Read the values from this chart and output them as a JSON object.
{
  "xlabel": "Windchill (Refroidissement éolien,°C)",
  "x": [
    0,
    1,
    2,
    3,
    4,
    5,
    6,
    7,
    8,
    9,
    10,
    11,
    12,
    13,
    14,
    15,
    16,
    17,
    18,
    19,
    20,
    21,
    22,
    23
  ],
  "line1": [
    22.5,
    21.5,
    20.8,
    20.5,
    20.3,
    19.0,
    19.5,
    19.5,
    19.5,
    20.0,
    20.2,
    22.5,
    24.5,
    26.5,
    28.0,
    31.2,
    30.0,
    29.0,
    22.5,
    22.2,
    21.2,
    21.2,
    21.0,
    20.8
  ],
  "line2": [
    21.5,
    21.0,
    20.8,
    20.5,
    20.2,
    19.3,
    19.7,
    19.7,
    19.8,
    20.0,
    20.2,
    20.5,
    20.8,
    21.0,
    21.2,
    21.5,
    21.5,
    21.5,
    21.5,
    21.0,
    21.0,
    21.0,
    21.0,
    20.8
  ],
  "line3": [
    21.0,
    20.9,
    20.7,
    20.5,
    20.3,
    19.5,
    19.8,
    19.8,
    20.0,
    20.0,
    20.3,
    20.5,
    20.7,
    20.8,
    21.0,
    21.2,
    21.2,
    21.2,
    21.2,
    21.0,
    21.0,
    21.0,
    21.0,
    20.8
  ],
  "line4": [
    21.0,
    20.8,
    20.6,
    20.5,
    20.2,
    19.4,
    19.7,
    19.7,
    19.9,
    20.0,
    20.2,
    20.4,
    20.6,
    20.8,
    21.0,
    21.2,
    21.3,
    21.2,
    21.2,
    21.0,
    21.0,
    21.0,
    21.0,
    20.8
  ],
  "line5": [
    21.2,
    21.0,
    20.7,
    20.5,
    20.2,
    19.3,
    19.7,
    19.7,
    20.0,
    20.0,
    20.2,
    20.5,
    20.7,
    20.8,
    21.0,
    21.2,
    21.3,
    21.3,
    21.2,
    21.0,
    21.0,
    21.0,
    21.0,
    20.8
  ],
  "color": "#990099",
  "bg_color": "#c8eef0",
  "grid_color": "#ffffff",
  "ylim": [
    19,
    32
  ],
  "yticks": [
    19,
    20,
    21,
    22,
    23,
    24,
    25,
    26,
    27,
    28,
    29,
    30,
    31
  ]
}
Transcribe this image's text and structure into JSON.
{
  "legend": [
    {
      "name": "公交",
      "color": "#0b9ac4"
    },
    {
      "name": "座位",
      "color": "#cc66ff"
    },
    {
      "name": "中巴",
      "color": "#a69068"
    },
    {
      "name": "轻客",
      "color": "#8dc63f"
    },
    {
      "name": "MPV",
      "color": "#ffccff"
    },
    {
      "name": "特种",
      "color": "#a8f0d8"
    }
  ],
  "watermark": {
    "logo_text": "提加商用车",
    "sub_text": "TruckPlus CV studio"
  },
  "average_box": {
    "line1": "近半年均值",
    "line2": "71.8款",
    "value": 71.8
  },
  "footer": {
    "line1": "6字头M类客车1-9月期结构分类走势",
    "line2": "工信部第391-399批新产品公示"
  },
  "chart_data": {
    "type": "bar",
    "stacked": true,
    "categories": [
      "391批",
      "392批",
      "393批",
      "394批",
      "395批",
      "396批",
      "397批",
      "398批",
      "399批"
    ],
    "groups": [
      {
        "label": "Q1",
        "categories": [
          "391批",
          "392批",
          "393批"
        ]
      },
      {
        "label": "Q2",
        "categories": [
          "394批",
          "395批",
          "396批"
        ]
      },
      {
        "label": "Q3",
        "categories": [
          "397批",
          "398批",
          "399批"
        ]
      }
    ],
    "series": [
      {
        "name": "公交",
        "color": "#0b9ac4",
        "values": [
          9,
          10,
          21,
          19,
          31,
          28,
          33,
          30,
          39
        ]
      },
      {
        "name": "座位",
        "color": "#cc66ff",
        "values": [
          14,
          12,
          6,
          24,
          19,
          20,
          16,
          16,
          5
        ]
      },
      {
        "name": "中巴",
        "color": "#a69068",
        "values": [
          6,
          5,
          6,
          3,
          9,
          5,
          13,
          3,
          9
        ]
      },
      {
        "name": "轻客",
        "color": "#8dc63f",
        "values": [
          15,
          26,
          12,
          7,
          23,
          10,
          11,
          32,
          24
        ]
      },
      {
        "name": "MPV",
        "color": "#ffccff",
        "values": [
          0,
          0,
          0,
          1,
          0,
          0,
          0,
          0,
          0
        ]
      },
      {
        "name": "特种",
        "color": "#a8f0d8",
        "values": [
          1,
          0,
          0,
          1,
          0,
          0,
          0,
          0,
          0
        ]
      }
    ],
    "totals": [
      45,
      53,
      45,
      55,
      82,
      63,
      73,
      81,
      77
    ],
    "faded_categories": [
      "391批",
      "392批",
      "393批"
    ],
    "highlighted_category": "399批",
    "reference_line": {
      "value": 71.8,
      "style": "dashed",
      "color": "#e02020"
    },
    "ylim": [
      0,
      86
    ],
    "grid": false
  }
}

=-=-=-=-=

• _The request_
Without leaving anything out, quote all the data.

• _Result of this task_
Read the values from this chart and output them as a JSON object.
{
  "xlabel": "Windchill (Refroidissement éolien,°C)",
  "x": [
    0,
    1,
    2,
    3,
    4,
    5,
    6,
    7,
    8,
    9,
    10,
    11,
    12,
    13,
    14,
    15,
    16,
    17,
    18,
    19,
    20,
    21,
    22,
    23
  ],
  "line1": [
    22.5,
    21.5,
    20.8,
    20.5,
    20.3,
    19.0,
    19.5,
    19.5,
    19.5,
    20.0,
    20.2,
    22.5,
    24.5,
    26.5,
    28.0,
    31.2,
    30.0,
    29.0,
    22.5,
    22.2,
    21.2,
    21.2,
    21.0,
    20.8
  ],
  "line2": [
    21.5,
    21.0,
    20.8,
    20.5,
    20.2,
    19.3,
    19.7,
    19.7,
    19.8,
    20.0,
    20.2,
    20.5,
    20.8,
    21.0,
    21.2,
    21.5,
    21.5,
    21.5,
    21.5,
    21.0,
    21.0,
    21.0,
    21.0,
    20.8
  ],
  "line3": [
    21.0,
    20.9,
    20.7,
    20.5,
    20.3,
    19.5,
    19.8,
    19.8,
    20.0,
    20.0,
    20.3,
    20.5,
    20.7,
    20.8,
    21.0,
    21.2,
    21.2,
    21.2,
    21.2,
    21.0,
    21.0,
    21.0,
    21.0,
    20.8
  ],
  "line4": [
    21.0,
    20.8,
    20.6,
    20.5,
    20.2,
    19.4,
    19.7,
    19.7,
    19.9,
    20.0,
    20.2,
    20.4,
    20.6,
    20.8,
    21.0,
    21.2,
    21.3,
    21.2,
    21.2,
    21.0,
    21.0,
    21.0,
    21.0,
    20.8
  ],
  "line5": [
    21.2,
    21.0,
    20.7,
    20.5,
    20.2,
    19.3,
    19.7,
    19.7,
    20.0,
    20.0,
    20.2,
    20.5,
    20.7,
    20.8,
    21.0,
    21.2,
    21.3,
    21.3,
    21.2,
    21.0,
    21.0,
    21.0,
    21.0,
    20.8
  ],
  "color": "#990099",
  "bg_color": "#c8eef0",
  "grid_color": "#ffffff",
  "ylim": [
    19,
    32
  ],
  "yticks": [
    19,
    20,
    21,
    22,
    23,
    24,
    25,
    26,
    27,
    28,
    29,
    30,
    31
  ]
}
Transcribe this image's text and structure into JSON.
{
  "legend": [
    {
      "name": "公交",
      "color": "#0b9ac4"
    },
    {
      "name": "座位",
      "color": "#cc66ff"
    },
    {
      "name": "中巴",
      "color": "#a69068"
    },
    {
      "name": "轻客",
      "color": "#8dc63f"
    },
    {
      "name": "MPV",
      "color": "#ffccff"
    },
    {
      "name": "特种",
      "color": "#a8f0d8"
    }
  ],
  "watermark": {
    "logo_text": "提加商用车",
    "sub_text": "TruckPlus CV studio"
  },
  "average_box": {
    "line1": "近半年均值",
    "line2": "71.8款",
    "value": 71.8
  },
  "footer": {
    "line1": "6字头M类客车1-9月期结构分类走势",
    "line2": "工信部第391-399批新产品公示"
  },
  "chart_data": {
    "type": "bar",
    "stacked": true,
    "categories": [
      "391批",
      "392批",
      "393批",
      "394批",
      "395批",
      "396批",
      "397批",
      "398批",
      "399批"
    ],
    "groups": [
      {
        "label": "Q1",
        "categories": [
          "391批",
          "392批",
          "393批"
        ]
      },
      {
        "label": "Q2",
        "categories": [
          "394批",
          "395批",
          "396批"
        ]
      },
      {
        "label": "Q3",
        "categories": [
          "397批",
          "398批",
          "399批"
        ]
      }
    ],
    "series": [
      {
        "name": "公交",
        "color": "#0b9ac4",
        "values": [
          9,
          10,
          21,
          19,
          31,
          28,
          33,
          30,
          39
        ]
      },
      {
        "name": "座位",
        "color": "#cc66ff",
        "values": [
          14,
          12,
          6,
          24,
          19,
          20,
          16,
          16,
          5
        ]
      },
      {
        "name": "中巴",
        "color": "#a69068",
        "values": [
          6,
          5,
          6,
          3,
          9,
          5,
          13,
          3,
          9
        ]
      },
      {
        "name": "轻客",
        "color": "#8dc63f",
        "values": [
          15,
          26,
          12,
          7,
          23,
          10,
          11,
          32,
          24
        ]
      },
      {
        "name": "MPV",
        "color": "#ffccff",
        "values": [
          0,
          0,
          0,
          1,
          0,
          0,
          0,
          0,
          0
        ]
      },
      {
        "name": "特种",
        "color": "#a8f0d8",
        "values": [
          1,
          0,
          0,
          1,
          0,
          0,
          0,
          0,
          0
        ]
      }
    ],
    "totals": [
      45,
      53,
      45,
      55,
      82,
      63,
      73,
      81,
      77
    ],
    "faded_categories": [
      "391批",
      "392批",
      "393批"
    ],
    "highlighted_category": "399批",
    "reference_line": {
      "value": 71.8,
      "style": "dashed",
      "color": "#e02020"
    },
    "ylim": [
      0,
      86
    ],
    "grid": false
  }
}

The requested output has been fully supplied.